═══ MATERIAL TO PROCESS
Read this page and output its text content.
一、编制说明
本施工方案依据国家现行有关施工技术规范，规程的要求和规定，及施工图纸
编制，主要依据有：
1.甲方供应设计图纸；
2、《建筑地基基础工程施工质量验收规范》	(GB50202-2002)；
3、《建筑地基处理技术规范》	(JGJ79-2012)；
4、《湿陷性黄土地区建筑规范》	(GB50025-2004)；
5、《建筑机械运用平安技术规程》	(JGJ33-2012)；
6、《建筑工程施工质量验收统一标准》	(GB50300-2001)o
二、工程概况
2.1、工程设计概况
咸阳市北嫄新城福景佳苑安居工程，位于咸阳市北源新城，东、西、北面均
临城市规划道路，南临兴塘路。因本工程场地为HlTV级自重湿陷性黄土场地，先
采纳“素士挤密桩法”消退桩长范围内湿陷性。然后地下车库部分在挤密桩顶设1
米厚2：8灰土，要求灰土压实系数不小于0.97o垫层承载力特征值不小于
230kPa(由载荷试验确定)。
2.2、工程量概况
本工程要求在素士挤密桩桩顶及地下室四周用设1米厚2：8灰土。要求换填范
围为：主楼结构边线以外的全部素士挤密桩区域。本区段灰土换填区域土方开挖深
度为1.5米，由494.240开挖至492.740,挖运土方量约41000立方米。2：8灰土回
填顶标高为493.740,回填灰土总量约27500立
══════
#### EXERCISE AIM:
Give an exact copy of all the data shown above.

#### FULL OUTPUT:
Read this page and output its text content.
一、编制说明
本施工方案依据国家现行有关施工技术规范，规程的要求和规定，及施工图纸
编制，主要依据有：
1.甲方供应设计图纸；
2、《建筑地基基础工程施工质量验收规范》	(GB50202-2002)；
3、《建筑地基处理技术规范》	(JGJ79-2012)；
4、《湿陷性黄土地区建筑规范》	(GB50025-2004)；
5、《建筑机械运用平安技术规程》	(JGJ33-2012)；
6、《建筑工程施工质量验收统一标准》	(GB50300-2001)o
二、工程概况
2.1、工程设计概况
咸阳市北嫄新城福景佳苑安居工程，位于咸阳市北源新城，东、西、北面均
临城市规划道路，南临兴塘路。因本工程场地为HlTV级自重湿陷性黄土场地，先
采纳“素士挤密桩法”消退桩长范围内湿陷性。然后地下车库部分在挤密桩顶设1
米厚2：8灰土，要求灰土压实系数不小于0.97o垫层承载力特征值不小于
230kPa(由载荷试验确定)。
2.2、工程量概况
本工程要求在素士挤密桩桩顶及地下室四周用设1米厚2：8灰土。要求换填范
围为：主楼结构边线以外的全部素士挤密桩区域。本区段灰土换填区域土方开挖深
度为1.5米，由494.240开挖至492.740,挖运土方量约41000立方米。2：8灰土回
填顶标高为493.740,回填灰土总量约27500立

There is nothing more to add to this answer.